Identify the lines that contain the string "SRMTID" and report only how many there are.
>> Begin
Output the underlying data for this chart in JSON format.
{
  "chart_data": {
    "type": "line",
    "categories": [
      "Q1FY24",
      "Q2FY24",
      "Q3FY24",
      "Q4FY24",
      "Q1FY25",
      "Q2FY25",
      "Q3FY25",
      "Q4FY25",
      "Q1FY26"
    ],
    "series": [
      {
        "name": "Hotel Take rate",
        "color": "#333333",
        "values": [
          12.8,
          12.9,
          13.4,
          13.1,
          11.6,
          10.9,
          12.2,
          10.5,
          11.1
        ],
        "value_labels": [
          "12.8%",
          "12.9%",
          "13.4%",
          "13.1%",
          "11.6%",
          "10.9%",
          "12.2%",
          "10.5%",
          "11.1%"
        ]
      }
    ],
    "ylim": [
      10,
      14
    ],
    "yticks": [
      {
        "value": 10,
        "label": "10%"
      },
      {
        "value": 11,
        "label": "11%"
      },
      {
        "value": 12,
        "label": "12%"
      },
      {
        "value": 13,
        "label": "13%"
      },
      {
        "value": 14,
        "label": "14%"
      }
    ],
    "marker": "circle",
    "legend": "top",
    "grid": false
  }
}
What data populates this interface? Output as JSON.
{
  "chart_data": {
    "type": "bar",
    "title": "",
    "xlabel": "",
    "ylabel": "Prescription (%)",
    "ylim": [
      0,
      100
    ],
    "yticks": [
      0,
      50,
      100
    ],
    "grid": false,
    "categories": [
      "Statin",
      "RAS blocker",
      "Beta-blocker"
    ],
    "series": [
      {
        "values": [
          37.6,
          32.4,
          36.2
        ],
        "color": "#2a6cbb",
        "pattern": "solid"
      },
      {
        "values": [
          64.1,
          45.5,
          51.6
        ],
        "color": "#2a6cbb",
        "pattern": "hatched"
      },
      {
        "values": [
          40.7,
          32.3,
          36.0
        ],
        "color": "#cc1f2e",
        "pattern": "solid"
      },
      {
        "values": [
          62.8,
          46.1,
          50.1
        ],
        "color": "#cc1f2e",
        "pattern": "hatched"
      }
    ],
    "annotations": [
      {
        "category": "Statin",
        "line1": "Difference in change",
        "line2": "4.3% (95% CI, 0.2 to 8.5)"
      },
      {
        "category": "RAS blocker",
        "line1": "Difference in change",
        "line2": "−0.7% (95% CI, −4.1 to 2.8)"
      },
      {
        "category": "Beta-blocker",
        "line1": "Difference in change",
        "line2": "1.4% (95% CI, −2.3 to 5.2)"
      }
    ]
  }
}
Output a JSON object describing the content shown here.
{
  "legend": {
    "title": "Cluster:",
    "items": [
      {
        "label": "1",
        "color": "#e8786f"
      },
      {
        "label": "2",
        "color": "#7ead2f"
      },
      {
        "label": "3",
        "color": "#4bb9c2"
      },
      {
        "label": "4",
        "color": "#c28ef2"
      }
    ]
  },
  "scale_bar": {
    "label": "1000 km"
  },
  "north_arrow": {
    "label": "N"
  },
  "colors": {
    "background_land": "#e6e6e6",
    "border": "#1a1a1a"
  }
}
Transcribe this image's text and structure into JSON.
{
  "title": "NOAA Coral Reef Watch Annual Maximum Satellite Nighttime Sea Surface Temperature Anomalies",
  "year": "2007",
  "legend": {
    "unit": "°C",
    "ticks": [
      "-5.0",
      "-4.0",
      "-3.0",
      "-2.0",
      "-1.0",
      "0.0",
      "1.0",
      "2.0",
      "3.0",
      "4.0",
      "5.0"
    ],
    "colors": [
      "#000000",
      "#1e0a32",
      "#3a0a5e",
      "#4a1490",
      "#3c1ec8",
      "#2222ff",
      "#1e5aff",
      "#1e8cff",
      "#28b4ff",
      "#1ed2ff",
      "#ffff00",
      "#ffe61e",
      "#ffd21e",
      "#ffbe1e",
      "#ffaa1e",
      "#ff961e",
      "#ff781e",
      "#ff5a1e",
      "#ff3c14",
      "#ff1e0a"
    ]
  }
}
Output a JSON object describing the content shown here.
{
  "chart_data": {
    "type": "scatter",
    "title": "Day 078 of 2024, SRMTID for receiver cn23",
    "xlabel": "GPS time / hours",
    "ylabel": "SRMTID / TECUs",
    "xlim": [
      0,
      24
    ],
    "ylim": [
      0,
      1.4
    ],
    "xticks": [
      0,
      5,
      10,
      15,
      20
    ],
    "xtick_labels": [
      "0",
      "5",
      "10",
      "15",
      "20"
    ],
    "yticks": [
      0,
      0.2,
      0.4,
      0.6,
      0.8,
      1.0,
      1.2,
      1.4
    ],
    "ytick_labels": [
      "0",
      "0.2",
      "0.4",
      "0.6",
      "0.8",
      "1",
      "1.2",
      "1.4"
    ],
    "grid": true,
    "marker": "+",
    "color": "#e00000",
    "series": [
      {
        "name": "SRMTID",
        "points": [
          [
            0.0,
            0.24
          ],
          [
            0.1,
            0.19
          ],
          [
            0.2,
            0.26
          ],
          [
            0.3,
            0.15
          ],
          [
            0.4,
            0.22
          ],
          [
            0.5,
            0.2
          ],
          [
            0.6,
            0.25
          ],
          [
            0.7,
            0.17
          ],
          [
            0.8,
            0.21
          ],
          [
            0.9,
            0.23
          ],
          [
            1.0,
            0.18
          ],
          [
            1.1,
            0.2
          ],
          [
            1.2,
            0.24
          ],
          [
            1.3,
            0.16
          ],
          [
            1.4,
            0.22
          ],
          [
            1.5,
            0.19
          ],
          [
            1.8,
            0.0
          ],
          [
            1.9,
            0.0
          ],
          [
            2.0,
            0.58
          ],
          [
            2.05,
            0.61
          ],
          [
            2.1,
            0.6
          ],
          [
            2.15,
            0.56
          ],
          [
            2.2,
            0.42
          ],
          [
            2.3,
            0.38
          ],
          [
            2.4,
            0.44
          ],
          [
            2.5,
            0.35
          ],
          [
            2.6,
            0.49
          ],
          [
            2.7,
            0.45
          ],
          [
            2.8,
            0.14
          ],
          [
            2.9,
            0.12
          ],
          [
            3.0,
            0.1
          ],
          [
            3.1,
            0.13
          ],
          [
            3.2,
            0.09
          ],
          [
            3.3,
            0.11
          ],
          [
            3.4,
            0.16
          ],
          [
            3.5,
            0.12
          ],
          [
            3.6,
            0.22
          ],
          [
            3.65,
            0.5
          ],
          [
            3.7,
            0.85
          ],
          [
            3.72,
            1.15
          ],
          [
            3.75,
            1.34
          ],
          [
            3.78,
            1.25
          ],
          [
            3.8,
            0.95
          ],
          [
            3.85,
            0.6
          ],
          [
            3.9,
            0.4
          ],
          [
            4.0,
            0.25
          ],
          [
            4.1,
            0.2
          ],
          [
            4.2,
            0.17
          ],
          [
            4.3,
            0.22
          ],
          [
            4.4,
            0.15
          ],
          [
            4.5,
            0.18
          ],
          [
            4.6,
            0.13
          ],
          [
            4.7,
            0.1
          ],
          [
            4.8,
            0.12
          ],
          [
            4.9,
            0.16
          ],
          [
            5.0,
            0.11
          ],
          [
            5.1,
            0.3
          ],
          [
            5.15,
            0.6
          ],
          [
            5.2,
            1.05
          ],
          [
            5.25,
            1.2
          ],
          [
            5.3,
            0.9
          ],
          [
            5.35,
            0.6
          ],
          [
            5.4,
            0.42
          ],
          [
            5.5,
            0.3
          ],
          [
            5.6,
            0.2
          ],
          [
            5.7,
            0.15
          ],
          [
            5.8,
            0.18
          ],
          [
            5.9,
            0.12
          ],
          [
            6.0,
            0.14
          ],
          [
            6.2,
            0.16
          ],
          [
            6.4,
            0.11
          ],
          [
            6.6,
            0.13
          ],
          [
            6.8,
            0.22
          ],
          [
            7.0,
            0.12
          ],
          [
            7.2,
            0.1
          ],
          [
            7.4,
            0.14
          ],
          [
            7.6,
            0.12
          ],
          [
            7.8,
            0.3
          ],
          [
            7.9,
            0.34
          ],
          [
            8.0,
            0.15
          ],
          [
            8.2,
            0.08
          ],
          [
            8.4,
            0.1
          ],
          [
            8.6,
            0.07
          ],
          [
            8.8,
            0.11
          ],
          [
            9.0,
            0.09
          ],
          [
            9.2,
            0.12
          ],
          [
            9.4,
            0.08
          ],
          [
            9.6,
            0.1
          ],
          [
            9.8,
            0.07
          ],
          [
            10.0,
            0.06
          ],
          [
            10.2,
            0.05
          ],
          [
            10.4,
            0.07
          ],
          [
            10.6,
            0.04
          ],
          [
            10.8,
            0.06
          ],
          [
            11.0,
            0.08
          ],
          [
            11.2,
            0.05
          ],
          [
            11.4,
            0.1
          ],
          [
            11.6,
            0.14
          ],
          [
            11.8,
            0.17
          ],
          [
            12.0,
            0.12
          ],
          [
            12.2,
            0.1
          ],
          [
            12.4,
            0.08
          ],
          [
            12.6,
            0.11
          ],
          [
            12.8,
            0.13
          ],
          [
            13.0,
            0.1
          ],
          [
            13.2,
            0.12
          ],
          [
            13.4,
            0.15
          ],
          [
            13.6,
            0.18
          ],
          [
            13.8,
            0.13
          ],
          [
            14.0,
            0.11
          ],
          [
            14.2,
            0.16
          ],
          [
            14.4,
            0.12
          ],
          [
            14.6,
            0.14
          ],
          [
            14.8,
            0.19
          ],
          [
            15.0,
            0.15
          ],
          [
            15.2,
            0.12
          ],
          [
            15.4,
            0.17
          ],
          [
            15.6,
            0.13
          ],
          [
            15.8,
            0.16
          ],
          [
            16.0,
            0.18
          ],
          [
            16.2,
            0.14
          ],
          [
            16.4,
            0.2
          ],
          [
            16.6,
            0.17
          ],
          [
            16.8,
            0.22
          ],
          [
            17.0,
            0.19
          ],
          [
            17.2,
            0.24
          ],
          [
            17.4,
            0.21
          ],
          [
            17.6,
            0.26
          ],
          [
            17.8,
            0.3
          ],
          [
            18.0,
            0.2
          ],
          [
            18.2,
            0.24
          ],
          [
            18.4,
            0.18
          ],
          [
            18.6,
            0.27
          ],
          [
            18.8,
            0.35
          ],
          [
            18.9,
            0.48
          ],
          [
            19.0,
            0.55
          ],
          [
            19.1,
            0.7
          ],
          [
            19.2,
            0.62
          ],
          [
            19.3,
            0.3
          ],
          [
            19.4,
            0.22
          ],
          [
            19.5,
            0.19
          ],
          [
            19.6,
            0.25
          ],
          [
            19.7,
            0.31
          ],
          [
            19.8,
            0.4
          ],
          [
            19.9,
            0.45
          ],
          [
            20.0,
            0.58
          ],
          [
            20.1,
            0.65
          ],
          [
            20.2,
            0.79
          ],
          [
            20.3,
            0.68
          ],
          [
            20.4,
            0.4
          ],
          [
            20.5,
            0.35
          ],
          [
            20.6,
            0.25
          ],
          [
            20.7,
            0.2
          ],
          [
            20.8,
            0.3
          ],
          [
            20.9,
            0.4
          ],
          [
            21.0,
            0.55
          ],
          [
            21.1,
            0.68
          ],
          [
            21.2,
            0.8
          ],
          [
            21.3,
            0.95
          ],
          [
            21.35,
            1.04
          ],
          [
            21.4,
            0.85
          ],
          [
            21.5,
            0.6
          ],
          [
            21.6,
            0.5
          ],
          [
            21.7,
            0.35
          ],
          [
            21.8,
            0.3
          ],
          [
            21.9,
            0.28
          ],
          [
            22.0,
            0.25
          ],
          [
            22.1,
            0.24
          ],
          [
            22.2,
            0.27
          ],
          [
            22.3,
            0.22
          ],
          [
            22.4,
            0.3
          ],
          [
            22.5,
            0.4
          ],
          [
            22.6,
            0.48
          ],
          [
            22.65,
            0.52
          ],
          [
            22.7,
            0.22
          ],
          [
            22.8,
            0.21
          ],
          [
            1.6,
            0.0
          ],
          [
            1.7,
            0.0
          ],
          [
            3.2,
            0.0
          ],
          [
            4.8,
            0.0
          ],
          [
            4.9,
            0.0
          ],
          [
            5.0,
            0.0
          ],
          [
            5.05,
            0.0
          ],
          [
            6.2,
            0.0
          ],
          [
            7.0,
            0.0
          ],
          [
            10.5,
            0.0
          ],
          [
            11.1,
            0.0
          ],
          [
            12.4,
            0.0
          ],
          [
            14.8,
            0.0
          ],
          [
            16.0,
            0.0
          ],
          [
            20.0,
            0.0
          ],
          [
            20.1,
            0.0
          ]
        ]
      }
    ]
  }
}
>> End
▶ _Written solution_
3